▶ [Stored records]
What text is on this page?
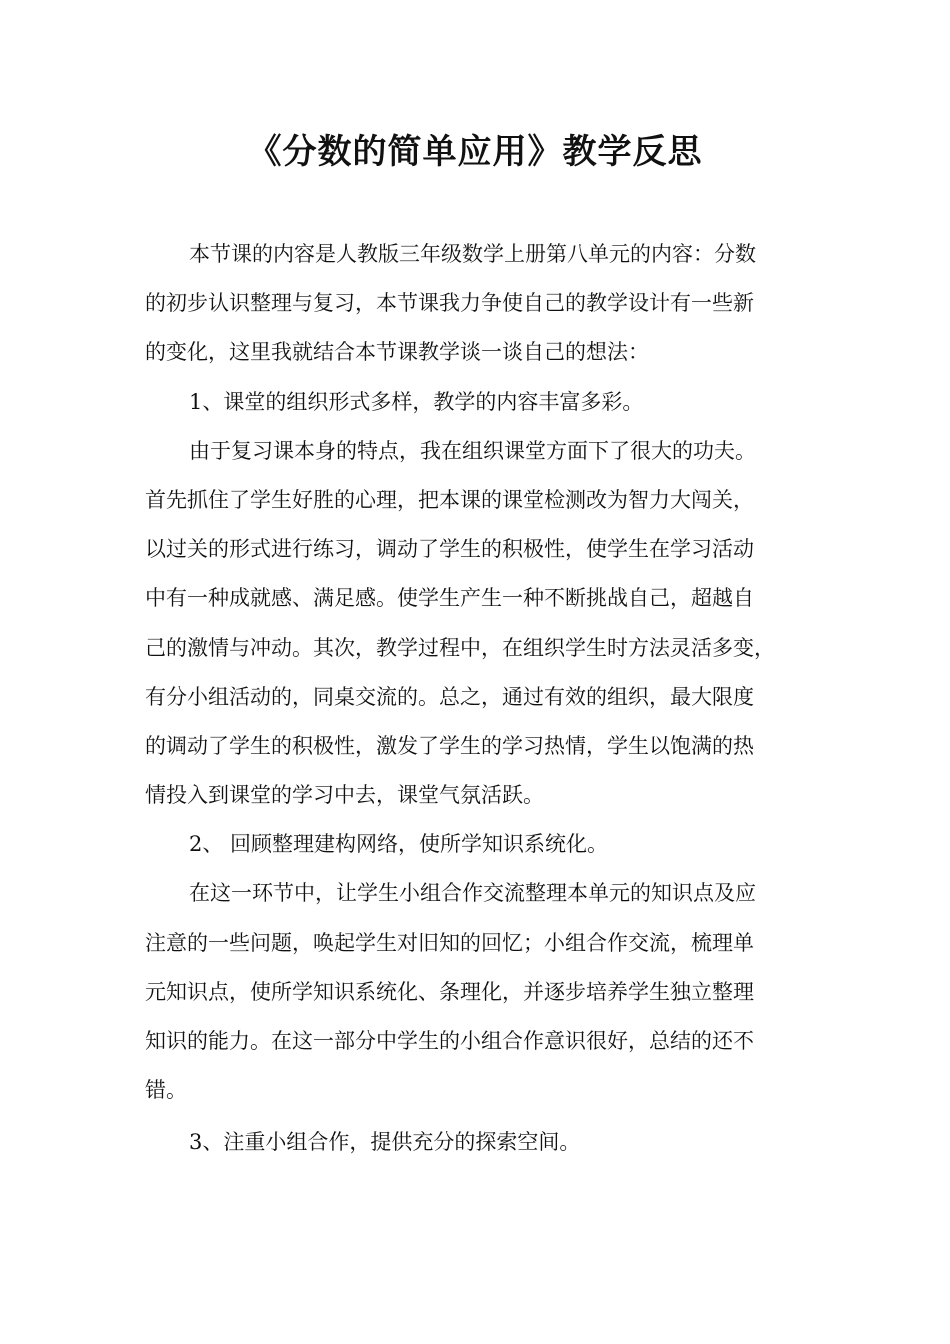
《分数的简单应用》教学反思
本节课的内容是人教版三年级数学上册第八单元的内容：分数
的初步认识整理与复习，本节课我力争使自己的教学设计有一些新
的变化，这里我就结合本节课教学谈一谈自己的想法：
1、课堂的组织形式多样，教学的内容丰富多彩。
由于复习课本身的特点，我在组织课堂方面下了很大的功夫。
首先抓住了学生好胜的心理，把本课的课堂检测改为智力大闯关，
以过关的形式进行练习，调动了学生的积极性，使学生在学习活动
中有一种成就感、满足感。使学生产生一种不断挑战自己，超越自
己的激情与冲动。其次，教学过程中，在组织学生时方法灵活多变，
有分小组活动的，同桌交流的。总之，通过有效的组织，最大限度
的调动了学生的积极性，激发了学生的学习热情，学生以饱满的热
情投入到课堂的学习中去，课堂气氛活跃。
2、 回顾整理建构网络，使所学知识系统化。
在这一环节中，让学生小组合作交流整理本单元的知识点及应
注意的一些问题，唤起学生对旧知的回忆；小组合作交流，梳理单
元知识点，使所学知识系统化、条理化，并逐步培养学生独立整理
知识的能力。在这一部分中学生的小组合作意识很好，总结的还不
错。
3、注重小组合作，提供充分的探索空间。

* * *

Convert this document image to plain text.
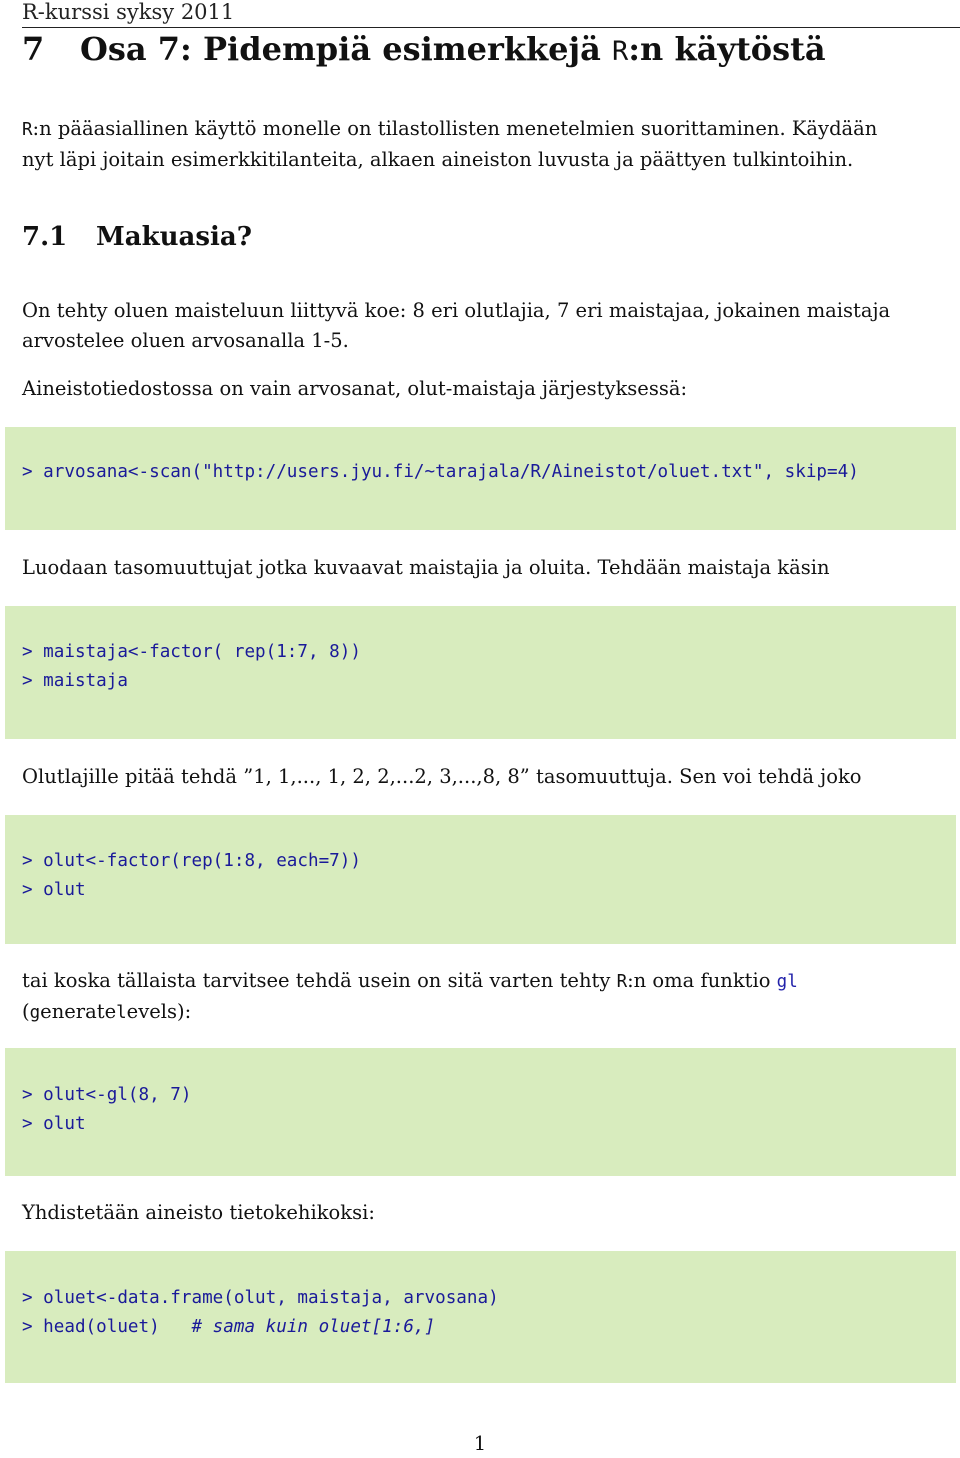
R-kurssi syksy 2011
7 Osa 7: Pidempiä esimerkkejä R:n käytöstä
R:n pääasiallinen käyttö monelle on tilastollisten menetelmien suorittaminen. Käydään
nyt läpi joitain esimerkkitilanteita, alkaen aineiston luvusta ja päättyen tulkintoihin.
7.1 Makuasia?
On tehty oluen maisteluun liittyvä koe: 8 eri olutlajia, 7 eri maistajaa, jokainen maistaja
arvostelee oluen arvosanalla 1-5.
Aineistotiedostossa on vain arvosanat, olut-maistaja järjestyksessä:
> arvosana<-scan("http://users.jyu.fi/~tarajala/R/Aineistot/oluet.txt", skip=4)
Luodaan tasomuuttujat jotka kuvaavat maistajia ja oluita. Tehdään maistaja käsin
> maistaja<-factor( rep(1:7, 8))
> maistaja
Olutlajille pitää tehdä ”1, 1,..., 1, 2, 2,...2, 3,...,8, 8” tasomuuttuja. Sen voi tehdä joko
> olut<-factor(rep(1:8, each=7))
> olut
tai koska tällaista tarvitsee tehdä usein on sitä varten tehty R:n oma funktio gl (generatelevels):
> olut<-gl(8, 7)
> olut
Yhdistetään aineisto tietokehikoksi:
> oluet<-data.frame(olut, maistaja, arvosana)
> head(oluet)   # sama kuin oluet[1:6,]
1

---

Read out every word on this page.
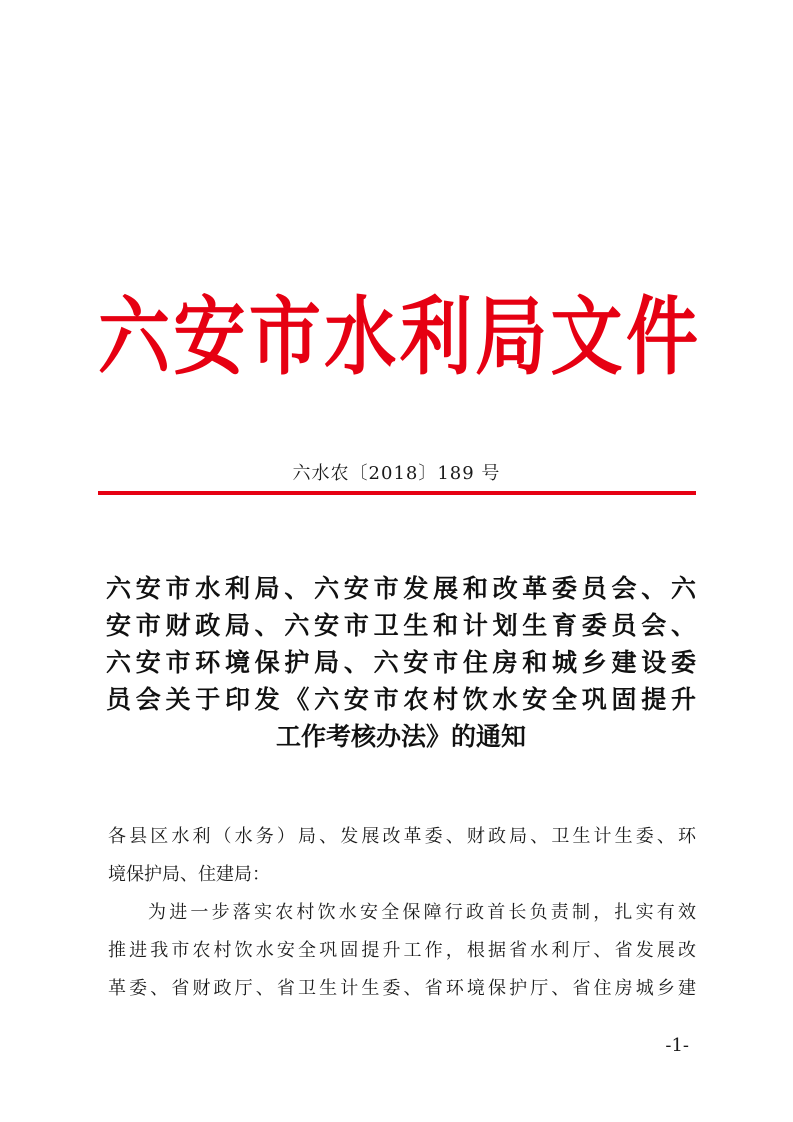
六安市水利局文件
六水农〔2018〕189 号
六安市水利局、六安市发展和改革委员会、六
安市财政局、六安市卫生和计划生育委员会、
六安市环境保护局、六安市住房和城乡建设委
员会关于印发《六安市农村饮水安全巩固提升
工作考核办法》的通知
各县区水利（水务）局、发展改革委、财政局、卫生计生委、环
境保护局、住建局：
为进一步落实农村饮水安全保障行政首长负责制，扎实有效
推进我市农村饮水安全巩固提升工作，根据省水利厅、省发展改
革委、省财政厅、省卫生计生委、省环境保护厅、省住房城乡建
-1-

▶ [TASK GOAL]
Find each line with the string "tehty" and copy it out.

▶ [ANSWER]
On tehty oluen maisteluun liittyvä koe: 8 eri olutlajia, 7 eri maistajaa, jokainen maistaja
tai koska tällaista tarvitsee tehdä usein on sitä varten tehty R:n oma funktio gl (generatelevels):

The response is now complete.